> _Document extract_:
============

What if you try and try and try, but keep up running against the walls of an invisible prison? These walls might be the limitations of your physical strength when you are dealing with physical illness, or walls put up by family circumstances, by ancestral wounding or by outside actions that are impossible for you to escape from.
Then there will come a point, hopefully, when we realize our struggle is futile, that there is no point in continuing to bash against walls that refuse to budge. Then it is time we start thinking of other strategies.
There is the drop of water that evaporates into steam as soon as it is confronted with heat, and there is the avalanche that is able to tear down any kind at wall. That avalanche happens when all drops decide to act in unison, rather than individually trickling down and having no impact at all.
And so we should learn, whatever our circumstance, to become aware of more than just our individual situations, but instead learn to read the tides, to see the patterns, and to add our voice to them. That way we can become part of the wind of change.
It may not be an easy decision to make. It may mean that you have to give up on hope on the individual level, to sacrifice your own relative comfort for the power you can give to those in a similar situation.

============

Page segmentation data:
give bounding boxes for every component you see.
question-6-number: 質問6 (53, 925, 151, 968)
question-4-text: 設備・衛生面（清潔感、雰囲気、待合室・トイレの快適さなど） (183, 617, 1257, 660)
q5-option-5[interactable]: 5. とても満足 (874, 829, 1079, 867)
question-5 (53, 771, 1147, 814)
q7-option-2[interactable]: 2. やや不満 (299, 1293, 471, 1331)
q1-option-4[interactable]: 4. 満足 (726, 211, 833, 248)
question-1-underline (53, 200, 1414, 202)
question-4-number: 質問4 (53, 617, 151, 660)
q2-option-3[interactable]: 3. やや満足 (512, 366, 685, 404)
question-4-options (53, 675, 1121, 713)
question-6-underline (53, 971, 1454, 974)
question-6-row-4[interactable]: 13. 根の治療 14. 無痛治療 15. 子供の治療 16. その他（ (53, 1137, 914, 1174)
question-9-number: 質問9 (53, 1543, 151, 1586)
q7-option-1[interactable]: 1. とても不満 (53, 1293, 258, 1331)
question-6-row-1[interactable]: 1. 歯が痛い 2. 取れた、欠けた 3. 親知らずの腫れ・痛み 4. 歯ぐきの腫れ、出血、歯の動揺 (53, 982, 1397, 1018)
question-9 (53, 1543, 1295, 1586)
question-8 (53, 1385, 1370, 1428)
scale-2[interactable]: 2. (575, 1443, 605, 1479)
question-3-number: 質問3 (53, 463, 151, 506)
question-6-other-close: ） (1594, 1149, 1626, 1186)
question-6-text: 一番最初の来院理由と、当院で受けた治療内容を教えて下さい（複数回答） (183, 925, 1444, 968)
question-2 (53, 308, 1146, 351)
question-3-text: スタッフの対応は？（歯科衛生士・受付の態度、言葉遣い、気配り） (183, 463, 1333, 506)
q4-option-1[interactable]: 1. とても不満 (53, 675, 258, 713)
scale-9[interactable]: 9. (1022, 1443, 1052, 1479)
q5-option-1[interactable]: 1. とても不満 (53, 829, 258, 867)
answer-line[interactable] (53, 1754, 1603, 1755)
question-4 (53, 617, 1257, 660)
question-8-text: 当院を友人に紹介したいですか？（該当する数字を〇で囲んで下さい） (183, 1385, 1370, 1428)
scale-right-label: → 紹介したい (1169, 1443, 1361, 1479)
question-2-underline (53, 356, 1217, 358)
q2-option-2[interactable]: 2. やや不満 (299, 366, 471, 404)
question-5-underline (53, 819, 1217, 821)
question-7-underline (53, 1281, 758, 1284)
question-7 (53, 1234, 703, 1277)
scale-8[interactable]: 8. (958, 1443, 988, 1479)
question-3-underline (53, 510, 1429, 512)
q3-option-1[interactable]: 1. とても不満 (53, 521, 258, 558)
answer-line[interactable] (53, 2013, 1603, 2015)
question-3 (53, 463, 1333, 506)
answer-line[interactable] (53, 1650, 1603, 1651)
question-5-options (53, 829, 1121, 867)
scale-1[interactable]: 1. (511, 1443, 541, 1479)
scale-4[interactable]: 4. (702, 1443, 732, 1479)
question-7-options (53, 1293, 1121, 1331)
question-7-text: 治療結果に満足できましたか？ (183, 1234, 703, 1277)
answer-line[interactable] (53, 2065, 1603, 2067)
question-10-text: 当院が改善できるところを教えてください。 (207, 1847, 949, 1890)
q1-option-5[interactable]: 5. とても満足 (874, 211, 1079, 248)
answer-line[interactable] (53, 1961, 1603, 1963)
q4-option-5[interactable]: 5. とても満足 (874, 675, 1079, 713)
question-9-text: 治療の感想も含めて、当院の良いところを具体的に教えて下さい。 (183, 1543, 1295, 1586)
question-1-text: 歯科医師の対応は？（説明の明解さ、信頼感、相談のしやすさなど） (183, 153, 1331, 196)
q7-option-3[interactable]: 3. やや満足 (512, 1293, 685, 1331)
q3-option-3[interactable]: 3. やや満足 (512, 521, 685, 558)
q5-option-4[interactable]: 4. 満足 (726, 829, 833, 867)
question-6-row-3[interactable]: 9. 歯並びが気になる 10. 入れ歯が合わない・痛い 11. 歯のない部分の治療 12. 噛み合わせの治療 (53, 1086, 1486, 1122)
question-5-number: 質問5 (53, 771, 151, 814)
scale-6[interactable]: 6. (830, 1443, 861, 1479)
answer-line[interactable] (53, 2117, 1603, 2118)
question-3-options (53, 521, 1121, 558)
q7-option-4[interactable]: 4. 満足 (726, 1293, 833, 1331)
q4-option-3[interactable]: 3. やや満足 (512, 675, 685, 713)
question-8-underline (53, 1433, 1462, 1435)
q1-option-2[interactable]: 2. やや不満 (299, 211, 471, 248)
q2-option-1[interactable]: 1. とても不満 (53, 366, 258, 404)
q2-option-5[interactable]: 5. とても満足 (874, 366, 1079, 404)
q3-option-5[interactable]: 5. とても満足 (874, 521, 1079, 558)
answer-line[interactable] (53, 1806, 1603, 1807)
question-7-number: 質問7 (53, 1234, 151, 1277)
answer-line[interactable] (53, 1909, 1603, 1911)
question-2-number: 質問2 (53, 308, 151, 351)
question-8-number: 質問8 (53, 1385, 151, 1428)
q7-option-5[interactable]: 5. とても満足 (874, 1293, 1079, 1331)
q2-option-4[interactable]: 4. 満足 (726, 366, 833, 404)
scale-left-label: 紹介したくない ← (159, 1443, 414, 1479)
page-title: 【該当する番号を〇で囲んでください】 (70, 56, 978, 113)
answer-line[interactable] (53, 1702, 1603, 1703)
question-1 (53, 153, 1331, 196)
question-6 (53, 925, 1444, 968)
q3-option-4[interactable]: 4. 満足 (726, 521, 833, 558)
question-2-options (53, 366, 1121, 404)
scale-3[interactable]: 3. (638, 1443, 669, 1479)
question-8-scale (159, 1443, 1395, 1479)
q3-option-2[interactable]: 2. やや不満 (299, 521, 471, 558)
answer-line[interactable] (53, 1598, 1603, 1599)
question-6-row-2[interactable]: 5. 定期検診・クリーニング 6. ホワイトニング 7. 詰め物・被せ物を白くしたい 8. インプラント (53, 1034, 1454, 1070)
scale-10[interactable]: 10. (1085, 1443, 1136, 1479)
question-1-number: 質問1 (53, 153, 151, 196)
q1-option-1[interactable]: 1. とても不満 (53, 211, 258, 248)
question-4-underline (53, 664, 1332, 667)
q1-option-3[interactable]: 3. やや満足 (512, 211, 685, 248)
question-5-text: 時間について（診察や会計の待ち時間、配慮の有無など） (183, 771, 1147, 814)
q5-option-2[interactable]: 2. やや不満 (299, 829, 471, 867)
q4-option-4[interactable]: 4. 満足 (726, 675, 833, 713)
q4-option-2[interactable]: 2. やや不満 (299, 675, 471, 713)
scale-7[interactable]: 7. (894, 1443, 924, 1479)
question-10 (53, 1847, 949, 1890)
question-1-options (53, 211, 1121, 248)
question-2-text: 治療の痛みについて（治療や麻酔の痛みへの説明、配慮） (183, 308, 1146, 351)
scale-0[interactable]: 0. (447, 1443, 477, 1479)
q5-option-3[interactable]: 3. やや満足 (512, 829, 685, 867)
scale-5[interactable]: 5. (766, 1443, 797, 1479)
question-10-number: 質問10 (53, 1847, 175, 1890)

============

> _Assignment A_: List every source of the invisible prison's walls that the reflection on invisible walls names.
> _Assignment B_: Carry the reflection on invisible walls forward from its final sentence.
The records have no connection to the text.

> _Task result A_:
- The limitations of your physical strength when dealing with physical illness
- Family circumstances
- Ancestral wounding
- Outside actions that are impossible for you to escape from

> _Task result B_:
But if there’s one thing the current crisis should teach us is that we are not living on an island. The lack of free speech in China is part of the cause of this worldwide pandemic. This is not a luxury we have, to turn our heads away from the suffering of others. The weak who are unable to social distance because they do not have a comfortable place to seek shelter are the places where this virus will likely bide its time until it can resurge and create a second outbreak. These poor people, no matter where in the world they live, are our concern as well.
Viruses like this exist because of the loss of ecosystems. It does not matter if this is happening in a place you will never visit. It is your concern. Now. Today. It is the reason why you are sick or unable to go to work.
This is how connected we are right now. A butterfly flapping its wings does create a storm on the other side of the planet, and may cause empires to fall.
And we should learn to use that realization to our advantage. All too often, we think that we are too small too matter, or our governments tell us that there is no point in us trying to act against environmental degradation or world poverty as long as they don’t act against it elsewhere, because it does not make a difference. For it does.
The current crisis can help us discover both the limits as well as the full extent of our personal strength. This is a time when something new can start to grow.
And I urge you not to act in haste, or to jump at everything that moves. Start with yourself, start by examining your own feelings and your own needs. For this works in two directions. If it may one day be your wings that set off a storm elsewhere, it may be worth the time to discover that you have them, and what colour they are.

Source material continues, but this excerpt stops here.